## Given task
Give every line below again, exactly.

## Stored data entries
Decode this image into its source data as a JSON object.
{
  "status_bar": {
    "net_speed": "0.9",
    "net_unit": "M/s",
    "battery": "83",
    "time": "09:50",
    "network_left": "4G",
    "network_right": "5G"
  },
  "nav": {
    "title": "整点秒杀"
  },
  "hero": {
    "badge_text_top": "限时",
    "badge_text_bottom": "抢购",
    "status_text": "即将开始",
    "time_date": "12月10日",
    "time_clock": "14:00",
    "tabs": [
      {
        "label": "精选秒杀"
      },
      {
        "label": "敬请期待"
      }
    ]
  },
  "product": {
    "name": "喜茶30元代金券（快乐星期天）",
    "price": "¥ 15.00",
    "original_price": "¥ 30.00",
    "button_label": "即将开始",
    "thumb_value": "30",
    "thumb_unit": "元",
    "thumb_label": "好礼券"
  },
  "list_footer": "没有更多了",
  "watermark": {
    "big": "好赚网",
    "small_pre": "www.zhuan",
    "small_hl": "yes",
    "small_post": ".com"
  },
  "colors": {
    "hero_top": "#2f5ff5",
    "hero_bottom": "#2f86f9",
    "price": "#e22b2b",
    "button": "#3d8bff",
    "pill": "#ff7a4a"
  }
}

## Solution to the problem
Decode this image into its source data as a JSON object.
{
  "status_bar": {
    "net_speed": "0.9",
    "net_unit": "M/s",
    "battery": "83",
    "time": "09:50",
    "network_left": "4G",
    "network_right": "5G"
  },
  "nav": {
    "title": "整点秒杀"
  },
  "hero": {
    "badge_text_top": "限时",
    "badge_text_bottom": "抢购",
    "status_text": "即将开始",
    "time_date": "12月10日",
    "time_clock": "14:00",
    "tabs": [
      {
        "label": "精选秒杀"
      },
      {
        "label": "敬请期待"
      }
    ]
  },
  "product": {
    "name": "喜茶30元代金券（快乐星期天）",
    "price": "¥ 15.00",
    "original_price": "¥ 30.00",
    "button_label": "即将开始",
    "thumb_value": "30",
    "thumb_unit": "元",
    "thumb_label": "好礼券"
  },
  "list_footer": "没有更多了",
  "watermark": {
    "big": "好赚网",
    "small_pre": "www.zhuan",
    "small_hl": "yes",
    "small_post": ".com"
  },
  "colors": {
    "hero_top": "#2f5ff5",
    "hero_bottom": "#2f86f9",
    "price": "#e22b2b",
    "button": "#3d8bff",
    "pill": "#ff7a4a"
  }
}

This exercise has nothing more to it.